- Short exercise: Reproduce the whole listing, character for character.

- Provided entries:
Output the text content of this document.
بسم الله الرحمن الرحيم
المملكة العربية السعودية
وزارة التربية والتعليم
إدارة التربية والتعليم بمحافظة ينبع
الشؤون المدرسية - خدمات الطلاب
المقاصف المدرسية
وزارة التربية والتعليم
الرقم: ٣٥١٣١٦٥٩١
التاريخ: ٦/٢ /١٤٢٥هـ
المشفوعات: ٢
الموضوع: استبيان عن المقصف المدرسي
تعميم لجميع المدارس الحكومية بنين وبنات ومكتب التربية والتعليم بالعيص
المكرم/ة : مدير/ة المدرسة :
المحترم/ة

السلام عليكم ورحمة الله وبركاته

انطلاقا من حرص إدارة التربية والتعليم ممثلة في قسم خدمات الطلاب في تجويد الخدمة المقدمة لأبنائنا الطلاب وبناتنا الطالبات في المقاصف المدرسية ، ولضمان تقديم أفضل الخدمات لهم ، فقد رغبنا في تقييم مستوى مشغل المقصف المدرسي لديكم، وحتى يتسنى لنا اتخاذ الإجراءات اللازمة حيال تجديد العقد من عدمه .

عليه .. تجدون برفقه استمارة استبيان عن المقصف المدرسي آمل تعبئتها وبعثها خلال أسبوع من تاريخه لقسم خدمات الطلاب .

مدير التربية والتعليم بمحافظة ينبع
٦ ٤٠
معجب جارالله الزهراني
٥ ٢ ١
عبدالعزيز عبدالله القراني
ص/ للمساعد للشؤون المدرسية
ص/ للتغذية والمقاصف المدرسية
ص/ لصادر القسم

- Reply to the task:
Output the text content of this document.
بسم الله الرحمن الرحيم
المملكة العربية السعودية
وزارة التربية والتعليم
إدارة التربية والتعليم بمحافظة ينبع
الشؤون المدرسية - خدمات الطلاب
المقاصف المدرسية
وزارة التربية والتعليم
الرقم: ٣٥١٣١٦٥٩١
التاريخ: ٦/٢ /١٤٢٥هـ
المشفوعات: ٢
الموضوع: استبيان عن المقصف المدرسي
تعميم لجميع المدارس الحكومية بنين وبنات ومكتب التربية والتعليم بالعيص
المكرم/ة : مدير/ة المدرسة :
المحترم/ة

السلام عليكم ورحمة الله وبركاته

انطلاقا من حرص إدارة التربية والتعليم ممثلة في قسم خدمات الطلاب في تجويد الخدمة المقدمة لأبنائنا الطلاب وبناتنا الطالبات في المقاصف المدرسية ، ولضمان تقديم أفضل الخدمات لهم ، فقد رغبنا في تقييم مستوى مشغل المقصف المدرسي لديكم، وحتى يتسنى لنا اتخاذ الإجراءات اللازمة حيال تجديد العقد من عدمه .

عليه .. تجدون برفقه استمارة استبيان عن المقصف المدرسي آمل تعبئتها وبعثها خلال أسبوع من تاريخه لقسم خدمات الطلاب .

مدير التربية والتعليم بمحافظة ينبع
٦ ٤٠
معجب جارالله الزهراني
٥ ٢ ١
عبدالعزيز عبدالله القراني
ص/ للمساعد للشؤون المدرسية
ص/ للتغذية والمقاصف المدرسية
ص/ لصادر القسم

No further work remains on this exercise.